— start —
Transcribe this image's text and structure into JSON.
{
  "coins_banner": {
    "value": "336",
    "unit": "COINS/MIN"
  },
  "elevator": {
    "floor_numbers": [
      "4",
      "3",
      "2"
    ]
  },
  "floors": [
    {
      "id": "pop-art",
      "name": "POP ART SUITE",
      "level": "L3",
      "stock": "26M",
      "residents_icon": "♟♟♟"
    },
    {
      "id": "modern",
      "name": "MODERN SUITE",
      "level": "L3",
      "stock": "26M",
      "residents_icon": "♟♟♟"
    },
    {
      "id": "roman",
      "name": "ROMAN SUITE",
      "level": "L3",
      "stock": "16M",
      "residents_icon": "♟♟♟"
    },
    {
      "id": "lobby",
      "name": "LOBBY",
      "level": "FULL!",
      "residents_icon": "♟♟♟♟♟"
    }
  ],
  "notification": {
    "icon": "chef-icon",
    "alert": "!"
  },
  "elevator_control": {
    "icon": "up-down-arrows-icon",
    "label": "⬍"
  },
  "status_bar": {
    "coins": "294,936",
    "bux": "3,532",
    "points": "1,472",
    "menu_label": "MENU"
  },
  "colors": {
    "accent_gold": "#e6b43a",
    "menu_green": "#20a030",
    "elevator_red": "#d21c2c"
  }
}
— end —
- [OBJECTIVE]: Quote the whole listing above, leaving nothing out.

- [FULL SOLUTION]:
Transcribe this image's text and structure into JSON.
{
  "coins_banner": {
    "value": "336",
    "unit": "COINS/MIN"
  },
  "elevator": {
    "floor_numbers": [
      "4",
      "3",
      "2"
    ]
  },
  "floors": [
    {
      "id": "pop-art",
      "name": "POP ART SUITE",
      "level": "L3",
      "stock": "26M",
      "residents_icon": "♟♟♟"
    },
    {
      "id": "modern",
      "name": "MODERN SUITE",
      "level": "L3",
      "stock": "26M",
      "residents_icon": "♟♟♟"
    },
    {
      "id": "roman",
      "name": "ROMAN SUITE",
      "level": "L3",
      "stock": "16M",
      "residents_icon": "♟♟♟"
    },
    {
      "id": "lobby",
      "name": "LOBBY",
      "level": "FULL!",
      "residents_icon": "♟♟♟♟♟"
    }
  ],
  "notification": {
    "icon": "chef-icon",
    "alert": "!"
  },
  "elevator_control": {
    "icon": "up-down-arrows-icon",
    "label": "⬍"
  },
  "status_bar": {
    "coins": "294,936",
    "bux": "3,532",
    "points": "1,472",
    "menu_label": "MENU"
  },
  "colors": {
    "accent_gold": "#e6b43a",
    "menu_green": "#20a030",
    "elevator_red": "#d21c2c"
  }
}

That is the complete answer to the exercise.